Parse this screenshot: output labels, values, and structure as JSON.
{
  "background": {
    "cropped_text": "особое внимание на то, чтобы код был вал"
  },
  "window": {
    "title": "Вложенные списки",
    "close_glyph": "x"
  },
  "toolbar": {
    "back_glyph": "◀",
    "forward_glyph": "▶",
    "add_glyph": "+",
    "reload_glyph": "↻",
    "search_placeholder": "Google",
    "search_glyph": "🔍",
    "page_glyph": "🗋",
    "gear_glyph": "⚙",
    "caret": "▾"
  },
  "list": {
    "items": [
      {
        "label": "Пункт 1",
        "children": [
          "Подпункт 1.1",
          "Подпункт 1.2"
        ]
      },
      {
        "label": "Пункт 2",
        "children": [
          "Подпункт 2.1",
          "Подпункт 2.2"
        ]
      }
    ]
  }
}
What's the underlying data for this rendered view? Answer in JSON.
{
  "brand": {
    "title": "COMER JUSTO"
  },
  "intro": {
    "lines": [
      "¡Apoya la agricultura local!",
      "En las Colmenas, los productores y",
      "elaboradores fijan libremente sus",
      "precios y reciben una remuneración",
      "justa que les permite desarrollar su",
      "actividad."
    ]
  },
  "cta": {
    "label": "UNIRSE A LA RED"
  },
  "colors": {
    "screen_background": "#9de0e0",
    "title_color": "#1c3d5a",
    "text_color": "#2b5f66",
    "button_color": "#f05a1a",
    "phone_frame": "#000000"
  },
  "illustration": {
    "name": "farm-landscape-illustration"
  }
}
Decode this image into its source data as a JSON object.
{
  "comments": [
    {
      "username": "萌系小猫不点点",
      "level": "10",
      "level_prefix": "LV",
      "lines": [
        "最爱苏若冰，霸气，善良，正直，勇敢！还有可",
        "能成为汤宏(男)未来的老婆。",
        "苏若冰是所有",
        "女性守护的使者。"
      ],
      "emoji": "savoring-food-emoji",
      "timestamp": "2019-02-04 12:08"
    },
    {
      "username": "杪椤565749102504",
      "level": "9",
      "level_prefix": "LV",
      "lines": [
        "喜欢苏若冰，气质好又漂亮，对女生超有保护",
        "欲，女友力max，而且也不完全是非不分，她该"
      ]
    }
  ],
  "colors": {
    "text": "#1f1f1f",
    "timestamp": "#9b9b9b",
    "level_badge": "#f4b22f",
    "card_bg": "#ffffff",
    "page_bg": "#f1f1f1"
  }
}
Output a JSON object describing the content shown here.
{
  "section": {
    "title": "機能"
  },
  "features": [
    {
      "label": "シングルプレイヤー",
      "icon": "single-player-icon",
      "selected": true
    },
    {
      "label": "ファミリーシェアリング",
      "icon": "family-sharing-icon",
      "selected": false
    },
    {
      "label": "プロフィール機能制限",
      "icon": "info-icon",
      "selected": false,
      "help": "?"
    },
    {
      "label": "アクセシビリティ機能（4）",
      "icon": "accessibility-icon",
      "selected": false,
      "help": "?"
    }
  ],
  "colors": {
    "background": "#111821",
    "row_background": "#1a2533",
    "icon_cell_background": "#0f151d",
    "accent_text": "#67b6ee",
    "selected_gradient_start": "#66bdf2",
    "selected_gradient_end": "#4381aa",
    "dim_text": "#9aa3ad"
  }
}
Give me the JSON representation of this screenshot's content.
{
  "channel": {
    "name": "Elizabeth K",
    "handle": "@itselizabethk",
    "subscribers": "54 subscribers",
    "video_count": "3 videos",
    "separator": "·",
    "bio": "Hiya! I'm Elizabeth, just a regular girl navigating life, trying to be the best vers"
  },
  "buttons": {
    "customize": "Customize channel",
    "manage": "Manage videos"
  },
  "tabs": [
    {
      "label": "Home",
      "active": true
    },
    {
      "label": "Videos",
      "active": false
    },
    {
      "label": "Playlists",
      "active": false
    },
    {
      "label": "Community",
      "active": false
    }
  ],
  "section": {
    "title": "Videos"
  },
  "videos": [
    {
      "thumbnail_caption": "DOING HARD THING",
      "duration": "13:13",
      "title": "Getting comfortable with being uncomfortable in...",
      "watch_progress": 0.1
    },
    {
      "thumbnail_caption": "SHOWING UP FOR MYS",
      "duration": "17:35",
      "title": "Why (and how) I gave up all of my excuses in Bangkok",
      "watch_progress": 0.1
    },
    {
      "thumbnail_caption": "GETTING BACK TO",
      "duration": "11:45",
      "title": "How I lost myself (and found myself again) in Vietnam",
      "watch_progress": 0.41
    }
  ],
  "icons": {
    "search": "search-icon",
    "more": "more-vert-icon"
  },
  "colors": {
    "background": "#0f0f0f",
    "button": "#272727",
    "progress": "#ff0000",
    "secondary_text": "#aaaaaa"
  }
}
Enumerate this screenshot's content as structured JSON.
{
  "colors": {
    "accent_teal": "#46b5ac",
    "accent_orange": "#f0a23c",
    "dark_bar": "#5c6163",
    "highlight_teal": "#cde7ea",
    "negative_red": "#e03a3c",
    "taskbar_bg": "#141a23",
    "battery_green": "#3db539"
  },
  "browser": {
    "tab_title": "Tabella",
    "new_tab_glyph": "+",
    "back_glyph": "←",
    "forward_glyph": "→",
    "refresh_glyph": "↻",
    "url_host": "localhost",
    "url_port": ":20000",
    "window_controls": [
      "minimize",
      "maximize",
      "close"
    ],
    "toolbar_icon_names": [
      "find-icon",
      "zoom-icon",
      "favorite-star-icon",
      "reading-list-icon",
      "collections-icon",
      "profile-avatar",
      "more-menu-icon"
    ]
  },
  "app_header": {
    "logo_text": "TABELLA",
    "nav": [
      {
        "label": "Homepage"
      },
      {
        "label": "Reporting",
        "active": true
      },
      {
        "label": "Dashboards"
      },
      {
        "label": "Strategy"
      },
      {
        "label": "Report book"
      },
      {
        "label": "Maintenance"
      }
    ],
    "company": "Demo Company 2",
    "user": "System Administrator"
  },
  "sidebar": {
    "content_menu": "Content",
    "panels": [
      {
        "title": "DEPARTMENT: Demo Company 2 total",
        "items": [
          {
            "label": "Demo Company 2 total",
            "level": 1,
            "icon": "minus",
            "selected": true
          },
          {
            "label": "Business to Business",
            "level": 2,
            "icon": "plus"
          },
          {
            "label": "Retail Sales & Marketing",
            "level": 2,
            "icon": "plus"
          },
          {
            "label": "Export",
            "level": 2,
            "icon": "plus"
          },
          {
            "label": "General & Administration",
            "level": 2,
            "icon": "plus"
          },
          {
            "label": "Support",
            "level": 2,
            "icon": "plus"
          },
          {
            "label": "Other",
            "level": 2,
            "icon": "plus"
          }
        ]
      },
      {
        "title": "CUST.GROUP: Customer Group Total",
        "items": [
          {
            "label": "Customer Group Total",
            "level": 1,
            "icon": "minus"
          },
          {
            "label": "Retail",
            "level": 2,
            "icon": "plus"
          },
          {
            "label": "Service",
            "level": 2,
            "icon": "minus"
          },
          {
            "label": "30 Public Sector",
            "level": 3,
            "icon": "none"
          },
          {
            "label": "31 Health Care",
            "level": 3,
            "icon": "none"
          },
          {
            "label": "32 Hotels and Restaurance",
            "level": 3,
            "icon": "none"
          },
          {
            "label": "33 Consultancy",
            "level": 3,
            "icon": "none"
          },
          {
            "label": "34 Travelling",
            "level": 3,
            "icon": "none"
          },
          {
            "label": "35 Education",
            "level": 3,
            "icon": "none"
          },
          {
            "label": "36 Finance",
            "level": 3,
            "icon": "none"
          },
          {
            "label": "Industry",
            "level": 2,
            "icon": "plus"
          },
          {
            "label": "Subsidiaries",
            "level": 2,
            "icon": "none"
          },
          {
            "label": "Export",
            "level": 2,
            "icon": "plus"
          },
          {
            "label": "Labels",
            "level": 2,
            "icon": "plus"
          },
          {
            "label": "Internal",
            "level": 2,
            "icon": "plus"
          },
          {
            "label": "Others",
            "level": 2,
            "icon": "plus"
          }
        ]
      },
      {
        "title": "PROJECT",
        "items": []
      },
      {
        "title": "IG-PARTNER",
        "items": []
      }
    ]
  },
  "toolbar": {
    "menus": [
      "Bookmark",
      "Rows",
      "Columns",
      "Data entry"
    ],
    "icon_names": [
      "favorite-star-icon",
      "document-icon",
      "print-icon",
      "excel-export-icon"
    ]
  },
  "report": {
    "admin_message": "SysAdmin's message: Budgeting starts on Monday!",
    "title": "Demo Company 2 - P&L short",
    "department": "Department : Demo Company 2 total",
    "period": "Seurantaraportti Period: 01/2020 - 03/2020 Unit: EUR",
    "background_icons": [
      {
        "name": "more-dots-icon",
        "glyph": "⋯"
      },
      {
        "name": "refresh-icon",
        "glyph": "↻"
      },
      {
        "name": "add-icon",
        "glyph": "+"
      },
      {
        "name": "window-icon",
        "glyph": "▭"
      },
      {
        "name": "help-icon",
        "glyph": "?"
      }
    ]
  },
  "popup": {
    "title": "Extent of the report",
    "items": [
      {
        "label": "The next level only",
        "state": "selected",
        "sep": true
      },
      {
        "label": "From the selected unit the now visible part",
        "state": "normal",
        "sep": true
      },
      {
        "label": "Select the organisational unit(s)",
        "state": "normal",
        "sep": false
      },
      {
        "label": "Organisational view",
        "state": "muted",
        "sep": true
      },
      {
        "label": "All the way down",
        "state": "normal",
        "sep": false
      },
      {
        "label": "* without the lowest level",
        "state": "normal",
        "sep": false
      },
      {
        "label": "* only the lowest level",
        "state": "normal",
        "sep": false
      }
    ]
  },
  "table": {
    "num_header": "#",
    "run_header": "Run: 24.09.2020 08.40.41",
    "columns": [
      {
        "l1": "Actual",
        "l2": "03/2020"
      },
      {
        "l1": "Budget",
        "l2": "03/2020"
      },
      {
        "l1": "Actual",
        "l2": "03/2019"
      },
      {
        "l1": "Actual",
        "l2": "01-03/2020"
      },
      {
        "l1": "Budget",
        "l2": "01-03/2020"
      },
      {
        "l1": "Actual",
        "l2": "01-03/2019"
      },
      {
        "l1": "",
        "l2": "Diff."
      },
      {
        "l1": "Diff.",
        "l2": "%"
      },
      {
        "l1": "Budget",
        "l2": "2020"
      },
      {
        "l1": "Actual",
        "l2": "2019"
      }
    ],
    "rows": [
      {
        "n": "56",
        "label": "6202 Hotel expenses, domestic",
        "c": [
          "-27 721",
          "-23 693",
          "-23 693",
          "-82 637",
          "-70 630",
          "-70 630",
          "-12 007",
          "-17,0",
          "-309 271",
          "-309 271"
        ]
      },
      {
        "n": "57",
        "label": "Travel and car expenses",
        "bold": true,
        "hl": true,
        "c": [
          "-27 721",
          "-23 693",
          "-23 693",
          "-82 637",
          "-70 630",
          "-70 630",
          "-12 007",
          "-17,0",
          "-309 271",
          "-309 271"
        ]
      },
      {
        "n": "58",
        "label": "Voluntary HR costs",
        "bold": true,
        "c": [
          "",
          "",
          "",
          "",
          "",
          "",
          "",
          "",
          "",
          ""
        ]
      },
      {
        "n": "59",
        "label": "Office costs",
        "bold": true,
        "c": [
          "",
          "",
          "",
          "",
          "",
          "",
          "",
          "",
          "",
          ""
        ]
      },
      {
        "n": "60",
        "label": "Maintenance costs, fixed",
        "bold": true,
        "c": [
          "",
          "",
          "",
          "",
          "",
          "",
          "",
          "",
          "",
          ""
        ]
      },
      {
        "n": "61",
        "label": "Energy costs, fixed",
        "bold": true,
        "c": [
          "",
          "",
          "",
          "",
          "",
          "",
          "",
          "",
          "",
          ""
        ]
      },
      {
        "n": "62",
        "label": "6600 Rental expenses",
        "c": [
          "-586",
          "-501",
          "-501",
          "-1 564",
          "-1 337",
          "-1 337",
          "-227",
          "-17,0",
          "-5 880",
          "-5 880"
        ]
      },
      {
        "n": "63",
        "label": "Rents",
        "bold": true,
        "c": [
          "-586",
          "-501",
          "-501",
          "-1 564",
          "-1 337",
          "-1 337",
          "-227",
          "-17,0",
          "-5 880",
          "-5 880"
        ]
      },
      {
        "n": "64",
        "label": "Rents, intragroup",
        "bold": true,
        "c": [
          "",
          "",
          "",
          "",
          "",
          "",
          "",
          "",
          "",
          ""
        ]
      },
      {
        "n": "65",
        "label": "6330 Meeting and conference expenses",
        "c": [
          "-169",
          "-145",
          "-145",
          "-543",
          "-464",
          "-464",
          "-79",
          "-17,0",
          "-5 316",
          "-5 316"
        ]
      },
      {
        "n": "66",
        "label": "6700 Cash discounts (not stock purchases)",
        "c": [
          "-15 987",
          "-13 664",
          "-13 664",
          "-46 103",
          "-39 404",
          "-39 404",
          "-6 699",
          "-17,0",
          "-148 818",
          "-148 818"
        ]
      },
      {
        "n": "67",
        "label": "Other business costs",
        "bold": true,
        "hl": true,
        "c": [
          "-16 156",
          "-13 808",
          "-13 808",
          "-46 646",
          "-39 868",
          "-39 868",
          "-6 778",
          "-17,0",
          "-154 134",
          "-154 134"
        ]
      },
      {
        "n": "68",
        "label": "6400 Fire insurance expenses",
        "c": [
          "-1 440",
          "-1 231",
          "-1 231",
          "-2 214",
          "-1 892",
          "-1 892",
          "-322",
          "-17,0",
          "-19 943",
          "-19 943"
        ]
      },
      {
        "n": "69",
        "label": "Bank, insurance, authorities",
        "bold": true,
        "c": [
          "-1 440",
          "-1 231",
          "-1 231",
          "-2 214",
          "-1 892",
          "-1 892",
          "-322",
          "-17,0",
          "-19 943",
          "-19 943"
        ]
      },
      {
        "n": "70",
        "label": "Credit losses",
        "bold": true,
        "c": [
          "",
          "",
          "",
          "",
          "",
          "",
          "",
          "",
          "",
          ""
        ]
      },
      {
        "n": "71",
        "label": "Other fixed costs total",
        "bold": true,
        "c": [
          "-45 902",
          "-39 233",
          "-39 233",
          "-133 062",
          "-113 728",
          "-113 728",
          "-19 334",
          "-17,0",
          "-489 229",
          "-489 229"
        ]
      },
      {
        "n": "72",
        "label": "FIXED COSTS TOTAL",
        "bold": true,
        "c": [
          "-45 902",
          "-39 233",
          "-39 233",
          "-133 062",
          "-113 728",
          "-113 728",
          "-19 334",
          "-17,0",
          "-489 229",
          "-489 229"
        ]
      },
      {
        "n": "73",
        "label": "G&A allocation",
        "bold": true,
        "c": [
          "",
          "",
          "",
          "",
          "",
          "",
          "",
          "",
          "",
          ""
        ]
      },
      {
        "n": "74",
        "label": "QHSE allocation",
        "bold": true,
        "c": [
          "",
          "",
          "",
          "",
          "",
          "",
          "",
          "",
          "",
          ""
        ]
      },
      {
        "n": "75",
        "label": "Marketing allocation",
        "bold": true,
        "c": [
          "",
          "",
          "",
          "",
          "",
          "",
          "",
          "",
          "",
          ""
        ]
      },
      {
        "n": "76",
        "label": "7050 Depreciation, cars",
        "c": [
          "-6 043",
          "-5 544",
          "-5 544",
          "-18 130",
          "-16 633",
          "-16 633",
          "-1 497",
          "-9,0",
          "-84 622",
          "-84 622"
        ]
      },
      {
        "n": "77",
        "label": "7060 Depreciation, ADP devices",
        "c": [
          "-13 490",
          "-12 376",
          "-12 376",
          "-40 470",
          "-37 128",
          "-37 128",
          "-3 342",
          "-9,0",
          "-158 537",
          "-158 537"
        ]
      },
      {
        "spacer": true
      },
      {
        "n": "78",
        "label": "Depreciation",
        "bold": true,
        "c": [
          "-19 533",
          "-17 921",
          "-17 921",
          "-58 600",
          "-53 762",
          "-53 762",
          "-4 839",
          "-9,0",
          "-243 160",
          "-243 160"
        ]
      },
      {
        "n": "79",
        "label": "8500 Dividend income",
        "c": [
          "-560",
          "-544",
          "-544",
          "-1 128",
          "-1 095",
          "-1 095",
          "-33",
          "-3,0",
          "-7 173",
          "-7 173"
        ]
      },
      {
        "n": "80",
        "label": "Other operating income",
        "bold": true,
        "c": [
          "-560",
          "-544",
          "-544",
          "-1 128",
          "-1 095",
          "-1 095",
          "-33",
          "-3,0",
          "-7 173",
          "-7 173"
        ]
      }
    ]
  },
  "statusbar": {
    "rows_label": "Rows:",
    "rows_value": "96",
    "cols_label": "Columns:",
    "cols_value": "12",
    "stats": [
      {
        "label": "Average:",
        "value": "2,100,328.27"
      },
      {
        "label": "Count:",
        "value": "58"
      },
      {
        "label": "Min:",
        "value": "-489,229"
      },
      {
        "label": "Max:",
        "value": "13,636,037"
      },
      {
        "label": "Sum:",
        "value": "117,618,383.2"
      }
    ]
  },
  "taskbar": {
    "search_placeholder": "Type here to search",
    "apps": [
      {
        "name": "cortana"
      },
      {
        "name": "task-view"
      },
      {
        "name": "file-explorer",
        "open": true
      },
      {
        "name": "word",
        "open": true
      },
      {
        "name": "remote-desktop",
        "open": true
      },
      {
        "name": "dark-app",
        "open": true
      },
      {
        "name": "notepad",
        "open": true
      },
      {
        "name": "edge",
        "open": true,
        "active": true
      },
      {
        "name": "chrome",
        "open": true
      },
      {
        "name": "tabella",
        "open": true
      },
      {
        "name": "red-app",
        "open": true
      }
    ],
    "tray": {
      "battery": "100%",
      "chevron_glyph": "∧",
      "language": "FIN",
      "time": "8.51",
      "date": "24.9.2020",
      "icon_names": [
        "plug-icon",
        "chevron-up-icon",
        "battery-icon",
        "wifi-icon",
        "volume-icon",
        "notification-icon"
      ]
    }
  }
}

**Directive**
Identify all lines in the records above with the word "Rents".

**Answer to the problem**
        "label": "Rents",
        "label": "Rents, intragroup",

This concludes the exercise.